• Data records
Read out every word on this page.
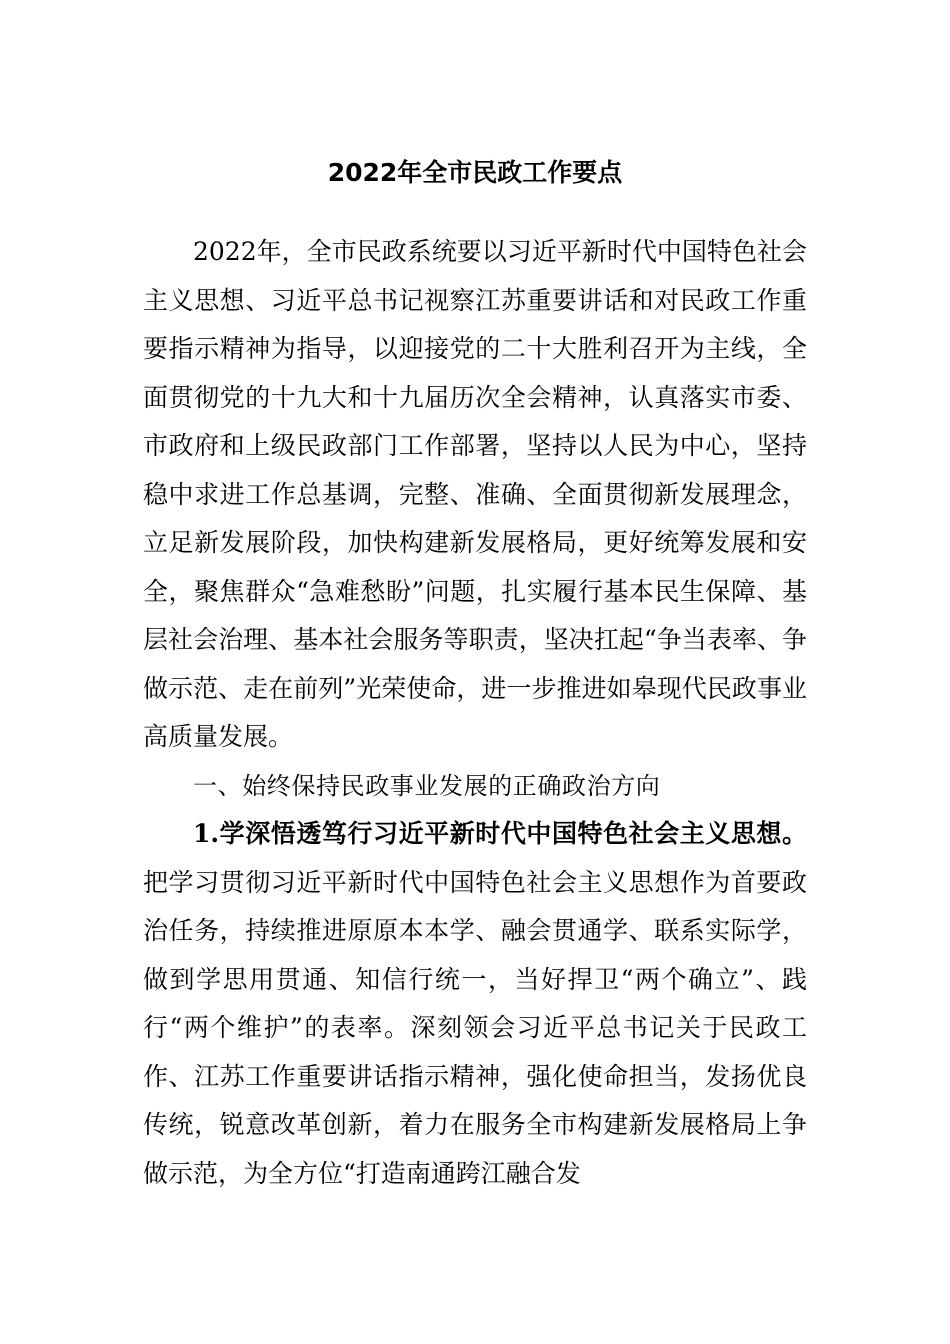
2022年全市民政工作要点

2022年，全市民政系统要以习近平新时代中国特色社会主义思想、习近平总书记视察江苏重要讲话和对民政工作重要指示精神为指导，以迎接党的二十大胜利召开为主线，全面贯彻党的十九大和十九届历次全会精神，认真落实市委、市政府和上级民政部门工作部署，坚持以人民为中心，坚持稳中求进工作总基调，完整、准确、全面贯彻新发展理念，立足新发展阶段，加快构建新发展格局，更好统筹发展和安全，聚焦群众“急难愁盼”问题，扎实履行基本民生保障、基层社会治理、基本社会服务等职责，坚决扛起“争当表率、争做示范、走在前列”光荣使命，进一步推进如皋现代民政事业高质量发展。

一、始终保持民政事业发展的正确政治方向

1.学深悟透笃行习近平新时代中国特色社会主义思想。把学习贯彻习近平新时代中国特色社会主义思想作为首要政治任务，持续推进原原本本学、融会贯通学、联系实际学，做到学思用贯通、知信行统一，当好捍卫“两个确立”、践行“两个维护”的表率。深刻领会习近平总书记关于民政工作、江苏工作重要讲话指示精神，强化使命担当，发扬优良传统，锐意改革创新，着力在服务全市构建新发展格局上争做示范，为全方位“打造南通跨江融合发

• Requirement
Copy the listing word for word, excluding its pictures.

• Correct response
Read out every word on this page.
2022年全市民政工作要点

2022年，全市民政系统要以习近平新时代中国特色社会主义思想、习近平总书记视察江苏重要讲话和对民政工作重要指示精神为指导，以迎接党的二十大胜利召开为主线，全面贯彻党的十九大和十九届历次全会精神，认真落实市委、市政府和上级民政部门工作部署，坚持以人民为中心，坚持稳中求进工作总基调，完整、准确、全面贯彻新发展理念，立足新发展阶段，加快构建新发展格局，更好统筹发展和安全，聚焦群众“急难愁盼”问题，扎实履行基本民生保障、基层社会治理、基本社会服务等职责，坚决扛起“争当表率、争做示范、走在前列”光荣使命，进一步推进如皋现代民政事业高质量发展。

一、始终保持民政事业发展的正确政治方向

1.学深悟透笃行习近平新时代中国特色社会主义思想。把学习贯彻习近平新时代中国特色社会主义思想作为首要政治任务，持续推进原原本本学、融会贯通学、联系实际学，做到学思用贯通、知信行统一，当好捍卫“两个确立”、践行“两个维护”的表率。深刻领会习近平总书记关于民政工作、江苏工作重要讲话指示精神，强化使命担当，发扬优良传统，锐意改革创新，着力在服务全市构建新发展格局上争做示范，为全方位“打造南通跨江融合发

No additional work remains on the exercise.